# [Instructions to follow]
Reproduce the items from their first line through the line containing "- y-tick-label: -20: [49, 269, 65, 289]", unchanged.
--- BEGIN Supplied records ---
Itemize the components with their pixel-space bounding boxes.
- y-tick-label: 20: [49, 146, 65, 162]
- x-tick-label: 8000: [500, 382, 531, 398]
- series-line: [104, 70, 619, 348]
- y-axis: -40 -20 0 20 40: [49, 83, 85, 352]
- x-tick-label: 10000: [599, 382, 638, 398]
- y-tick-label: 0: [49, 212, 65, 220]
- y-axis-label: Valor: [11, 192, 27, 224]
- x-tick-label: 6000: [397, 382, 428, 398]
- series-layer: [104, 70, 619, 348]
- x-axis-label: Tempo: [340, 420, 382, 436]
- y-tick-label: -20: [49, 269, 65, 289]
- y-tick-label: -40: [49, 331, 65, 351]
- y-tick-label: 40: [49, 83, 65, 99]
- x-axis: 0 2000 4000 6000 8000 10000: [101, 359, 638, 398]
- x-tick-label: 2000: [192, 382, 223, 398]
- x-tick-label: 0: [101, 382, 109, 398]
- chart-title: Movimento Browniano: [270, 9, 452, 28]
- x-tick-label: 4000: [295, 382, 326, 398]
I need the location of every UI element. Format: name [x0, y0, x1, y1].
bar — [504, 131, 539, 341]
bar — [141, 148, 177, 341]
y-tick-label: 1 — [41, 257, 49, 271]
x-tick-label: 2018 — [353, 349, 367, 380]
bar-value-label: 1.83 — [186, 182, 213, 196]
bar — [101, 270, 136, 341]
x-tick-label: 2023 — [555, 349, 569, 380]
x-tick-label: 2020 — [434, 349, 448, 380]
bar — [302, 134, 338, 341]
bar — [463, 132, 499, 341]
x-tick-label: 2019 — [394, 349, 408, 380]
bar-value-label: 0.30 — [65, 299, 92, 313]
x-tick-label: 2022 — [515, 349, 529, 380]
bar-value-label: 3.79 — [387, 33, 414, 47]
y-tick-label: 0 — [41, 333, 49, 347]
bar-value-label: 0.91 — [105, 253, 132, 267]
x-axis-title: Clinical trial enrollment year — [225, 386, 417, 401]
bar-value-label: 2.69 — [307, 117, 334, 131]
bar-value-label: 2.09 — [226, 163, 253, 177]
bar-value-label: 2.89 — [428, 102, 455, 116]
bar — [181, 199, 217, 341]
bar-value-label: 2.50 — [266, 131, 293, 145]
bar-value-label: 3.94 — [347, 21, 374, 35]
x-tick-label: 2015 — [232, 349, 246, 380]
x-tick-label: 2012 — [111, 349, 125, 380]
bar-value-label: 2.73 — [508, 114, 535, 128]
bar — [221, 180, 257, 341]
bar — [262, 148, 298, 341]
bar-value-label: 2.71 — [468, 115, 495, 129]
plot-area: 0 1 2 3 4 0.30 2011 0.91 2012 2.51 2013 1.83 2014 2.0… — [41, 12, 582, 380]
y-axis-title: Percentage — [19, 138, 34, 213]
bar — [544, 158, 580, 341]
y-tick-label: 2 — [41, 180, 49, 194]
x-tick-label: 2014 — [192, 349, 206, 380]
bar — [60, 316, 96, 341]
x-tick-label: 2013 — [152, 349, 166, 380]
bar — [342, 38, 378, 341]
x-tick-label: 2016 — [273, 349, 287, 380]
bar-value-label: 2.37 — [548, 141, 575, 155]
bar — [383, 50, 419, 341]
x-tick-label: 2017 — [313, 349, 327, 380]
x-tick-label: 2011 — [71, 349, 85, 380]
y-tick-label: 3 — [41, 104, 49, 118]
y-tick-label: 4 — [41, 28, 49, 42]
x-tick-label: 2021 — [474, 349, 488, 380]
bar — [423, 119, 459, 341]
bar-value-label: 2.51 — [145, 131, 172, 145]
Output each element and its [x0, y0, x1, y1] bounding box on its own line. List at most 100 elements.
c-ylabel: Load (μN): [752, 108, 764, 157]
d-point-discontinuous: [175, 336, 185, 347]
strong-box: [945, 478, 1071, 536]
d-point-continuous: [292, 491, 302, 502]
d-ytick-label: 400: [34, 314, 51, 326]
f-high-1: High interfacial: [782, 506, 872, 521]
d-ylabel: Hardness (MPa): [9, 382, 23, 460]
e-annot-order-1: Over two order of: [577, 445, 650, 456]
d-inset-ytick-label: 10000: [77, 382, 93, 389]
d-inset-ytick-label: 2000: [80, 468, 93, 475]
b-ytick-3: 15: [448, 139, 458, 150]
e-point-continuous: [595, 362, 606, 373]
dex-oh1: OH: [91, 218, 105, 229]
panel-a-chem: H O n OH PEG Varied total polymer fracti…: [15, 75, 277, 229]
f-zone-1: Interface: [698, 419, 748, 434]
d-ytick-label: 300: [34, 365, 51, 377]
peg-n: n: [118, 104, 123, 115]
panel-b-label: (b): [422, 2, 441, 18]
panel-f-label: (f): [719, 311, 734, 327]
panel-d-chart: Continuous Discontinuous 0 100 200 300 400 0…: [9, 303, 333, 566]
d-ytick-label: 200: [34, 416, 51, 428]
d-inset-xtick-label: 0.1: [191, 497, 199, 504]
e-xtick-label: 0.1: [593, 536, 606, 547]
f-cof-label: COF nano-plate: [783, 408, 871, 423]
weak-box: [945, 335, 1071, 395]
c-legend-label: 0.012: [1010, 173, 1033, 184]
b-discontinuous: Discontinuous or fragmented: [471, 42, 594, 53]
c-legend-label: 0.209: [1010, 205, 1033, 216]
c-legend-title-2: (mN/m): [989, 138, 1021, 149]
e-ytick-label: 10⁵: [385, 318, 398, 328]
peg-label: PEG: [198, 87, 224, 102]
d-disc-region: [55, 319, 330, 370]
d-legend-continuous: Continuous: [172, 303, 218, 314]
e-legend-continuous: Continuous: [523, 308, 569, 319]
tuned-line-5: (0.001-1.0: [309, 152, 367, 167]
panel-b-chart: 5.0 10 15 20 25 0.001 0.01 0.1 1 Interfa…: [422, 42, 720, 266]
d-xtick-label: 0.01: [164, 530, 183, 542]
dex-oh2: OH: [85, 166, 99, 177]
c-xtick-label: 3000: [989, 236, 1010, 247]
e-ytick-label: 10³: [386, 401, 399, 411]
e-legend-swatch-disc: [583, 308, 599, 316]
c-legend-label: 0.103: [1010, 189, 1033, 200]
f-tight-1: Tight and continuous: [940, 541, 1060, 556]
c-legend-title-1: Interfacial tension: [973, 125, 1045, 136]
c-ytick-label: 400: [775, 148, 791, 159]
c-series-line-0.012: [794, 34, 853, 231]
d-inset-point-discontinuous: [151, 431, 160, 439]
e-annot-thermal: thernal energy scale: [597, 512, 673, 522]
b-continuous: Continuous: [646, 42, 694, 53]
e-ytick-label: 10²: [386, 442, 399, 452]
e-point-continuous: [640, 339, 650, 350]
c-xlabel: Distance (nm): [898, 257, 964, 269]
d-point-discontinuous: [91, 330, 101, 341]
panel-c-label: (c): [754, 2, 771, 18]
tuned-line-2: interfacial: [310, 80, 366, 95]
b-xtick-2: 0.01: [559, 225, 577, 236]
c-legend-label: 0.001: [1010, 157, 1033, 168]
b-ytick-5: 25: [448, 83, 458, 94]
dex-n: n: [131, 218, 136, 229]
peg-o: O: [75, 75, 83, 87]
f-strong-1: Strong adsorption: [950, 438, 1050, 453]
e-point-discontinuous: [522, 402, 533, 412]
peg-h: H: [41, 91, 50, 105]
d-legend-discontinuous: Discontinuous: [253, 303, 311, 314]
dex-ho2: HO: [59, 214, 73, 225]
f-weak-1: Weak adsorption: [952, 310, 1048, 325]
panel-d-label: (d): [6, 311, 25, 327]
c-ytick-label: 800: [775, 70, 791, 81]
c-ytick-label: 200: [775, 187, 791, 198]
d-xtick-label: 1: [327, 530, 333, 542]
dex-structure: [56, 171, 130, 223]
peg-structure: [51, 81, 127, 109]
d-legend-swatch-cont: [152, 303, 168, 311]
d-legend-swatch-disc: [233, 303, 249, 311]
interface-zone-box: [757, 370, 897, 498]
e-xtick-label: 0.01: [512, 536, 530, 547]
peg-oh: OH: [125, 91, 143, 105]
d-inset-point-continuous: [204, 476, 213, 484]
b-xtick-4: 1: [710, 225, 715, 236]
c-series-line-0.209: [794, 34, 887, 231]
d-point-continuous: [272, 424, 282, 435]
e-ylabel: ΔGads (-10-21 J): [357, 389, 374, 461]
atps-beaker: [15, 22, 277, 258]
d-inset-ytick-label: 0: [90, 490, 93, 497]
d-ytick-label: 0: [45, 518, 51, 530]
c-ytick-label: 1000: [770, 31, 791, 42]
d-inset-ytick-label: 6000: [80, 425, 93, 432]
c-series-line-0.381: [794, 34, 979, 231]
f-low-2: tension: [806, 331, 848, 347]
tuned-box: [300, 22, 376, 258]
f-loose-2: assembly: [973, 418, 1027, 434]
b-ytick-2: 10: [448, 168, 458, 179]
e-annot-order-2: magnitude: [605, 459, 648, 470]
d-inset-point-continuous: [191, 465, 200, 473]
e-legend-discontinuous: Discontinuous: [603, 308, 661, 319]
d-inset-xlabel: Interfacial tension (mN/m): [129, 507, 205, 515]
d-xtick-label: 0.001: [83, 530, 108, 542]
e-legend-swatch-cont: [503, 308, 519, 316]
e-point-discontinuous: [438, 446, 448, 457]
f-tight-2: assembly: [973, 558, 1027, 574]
--- END Supplied records ---
# [Written response]
Itemize the components with their pixel-space bounding boxes.
- y-tick-label: 20: [49, 146, 65, 162]
- x-tick-label: 8000: [500, 382, 531, 398]
- series-line: [104, 70, 619, 348]
- y-axis: -40 -20 0 20 40: [49, 83, 85, 352]
- x-tick-label: 10000: [599, 382, 638, 398]
- y-tick-label: 0: [49, 212, 65, 220]
- y-axis-label: Valor: [11, 192, 27, 224]
- x-tick-label: 6000: [397, 382, 428, 398]
- series-layer: [104, 70, 619, 348]
- x-axis-label: Tempo: [340, 420, 382, 436]
- y-tick-label: -20: [49, 269, 65, 289]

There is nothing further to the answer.